--- Information given ---
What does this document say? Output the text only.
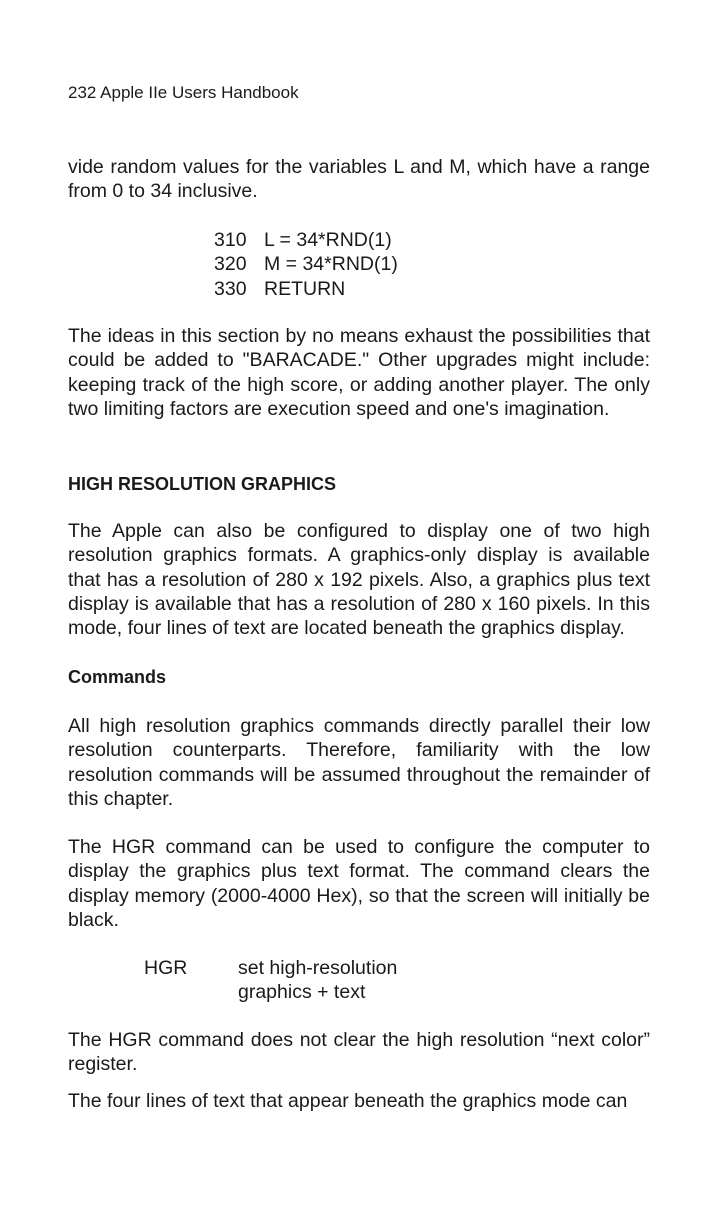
232 Apple IIe Users Handbook

vide random values for the variables L and M, which have a range from 0 to 34 inclusive.

310 L = 34*RND(1)
320 M = 34*RND(1)
330 RETURN

The ideas in this section by no means exhaust the possibilities that could be added to "BARACADE." Other upgrades might include: keeping track of the high score, or adding another player. The only two limiting factors are execution speed and one's imagination.

HIGH RESOLUTION GRAPHICS

The Apple can also be configured to display one of two high resolution graphics formats. A graphics-only display is available that has a resolution of 280 x 192 pixels. Also, a graphics plus text display is available that has a resolution of 280 x 160 pixels. In this mode, four lines of text are located beneath the graphics display.

Commands

All high resolution graphics commands directly parallel their low resolution counterparts. Therefore, familiarity with the low resolution commands will be assumed throughout the remainder of this chapter.

The HGR command can be used to configure the computer to display the graphics plus text format. The command clears the display memory (2000-4000 Hex), so that the screen will initially be black.

HGR	set high-resolution graphics + text

The HGR command does not clear the high resolution “next color” register.

The four lines of text that appear beneath the graphics mode can
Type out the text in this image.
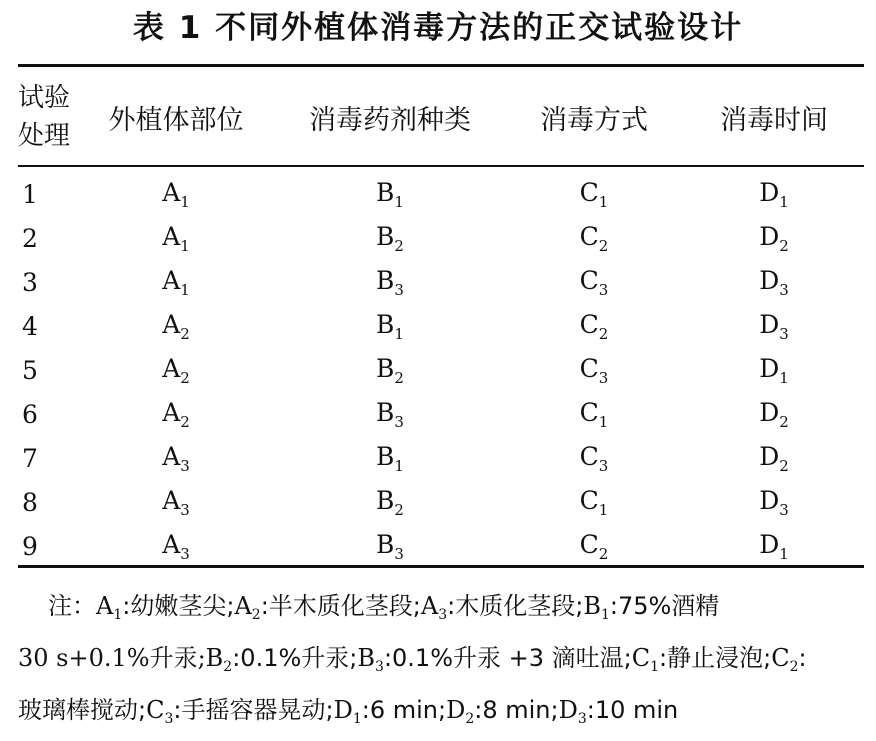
表 1 不同外植体消毒方法的正交试验设计
试验
处理
	外植体部位	消毒药剂种类	消毒方式	消毒时间
1	$A_1$	$B_1$	$C_1$	$D_1$
2	$A_1$	$B_2$	$C_2$	$D_2$
3	$A_1$	$B_3$	$C_3$	$D_3$
4	$A_2$	$B_1$	$C_2$	$D_3$
5	$A_2$	$B_2$	$C_3$	$D_1$
6	$A_2$	$B_3$	$C_1$	$D_2$
7	$A_3$	$B_1$	$C_3$	$D_2$
8	$A_3$	$B_2$	$C_1$	$D_3$
9	$A_3$	$B_3$	$C_2$	$D_1$
注：$A_1$:幼嫩茎尖$;A_2$:半木质化茎段$;A_3$:木质化茎段$;B_1:75\%$酒精
30 s+0.1%升汞$;B_2:0.1\%$升汞$;B_3:0.1\%$升汞 +3 滴吐温$;C_1$:静止浸泡$;C_2$:
玻璃棒搅动$;C_3$:手摇容器晃动$;D_1:6$ $\min;D_2:8$ $\min;D_3:10$ min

--- Task prompt ---
Retype all the records shown above, character for character. Omit every picture.

--- Task solution ---
What does this document say? Output the text only.
232 Apple IIe Users Handbook

vide random values for the variables L and M, which have a range from 0 to 34 inclusive.

310 L = 34*RND(1)
320 M = 34*RND(1)
330 RETURN

The ideas in this section by no means exhaust the possibilities that could be added to "BARACADE." Other upgrades might include: keeping track of the high score, or adding another player. The only two limiting factors are execution speed and one's imagination.

HIGH RESOLUTION GRAPHICS

The Apple can also be configured to display one of two high resolution graphics formats. A graphics-only display is available that has a resolution of 280 x 192 pixels. Also, a graphics plus text display is available that has a resolution of 280 x 160 pixels. In this mode, four lines of text are located beneath the graphics display.

Commands

All high resolution graphics commands directly parallel their low resolution counterparts. Therefore, familiarity with the low resolution commands will be assumed throughout the remainder of this chapter.

The HGR command can be used to configure the computer to display the graphics plus text format. The command clears the display memory (2000-4000 Hex), so that the screen will initially be black.

HGR	set high-resolution graphics + text

The HGR command does not clear the high resolution “next color” register.

The four lines of text that appear beneath the graphics mode can
Type out the text in this image.
表 1 不同外植体消毒方法的正交试验设计
试验
处理
	外植体部位	消毒药剂种类	消毒方式	消毒时间
1	$A_1$	$B_1$	$C_1$	$D_1$
2	$A_1$	$B_2$	$C_2$	$D_2$
3	$A_1$	$B_3$	$C_3$	$D_3$
4	$A_2$	$B_1$	$C_2$	$D_3$
5	$A_2$	$B_2$	$C_3$	$D_1$
6	$A_2$	$B_3$	$C_1$	$D_2$
7	$A_3$	$B_1$	$C_3$	$D_2$
8	$A_3$	$B_2$	$C_1$	$D_3$
9	$A_3$	$B_3$	$C_2$	$D_1$
注：$A_1$:幼嫩茎尖$;A_2$:半木质化茎段$;A_3$:木质化茎段$;B_1:75\%$酒精
30 s+0.1%升汞$;B_2:0.1\%$升汞$;B_3:0.1\%$升汞 +3 滴吐温$;C_1$:静止浸泡$;C_2$:
玻璃棒搅动$;C_3$:手摇容器晃动$;D_1:6$ $\min;D_2:8$ $\min;D_3:10$ min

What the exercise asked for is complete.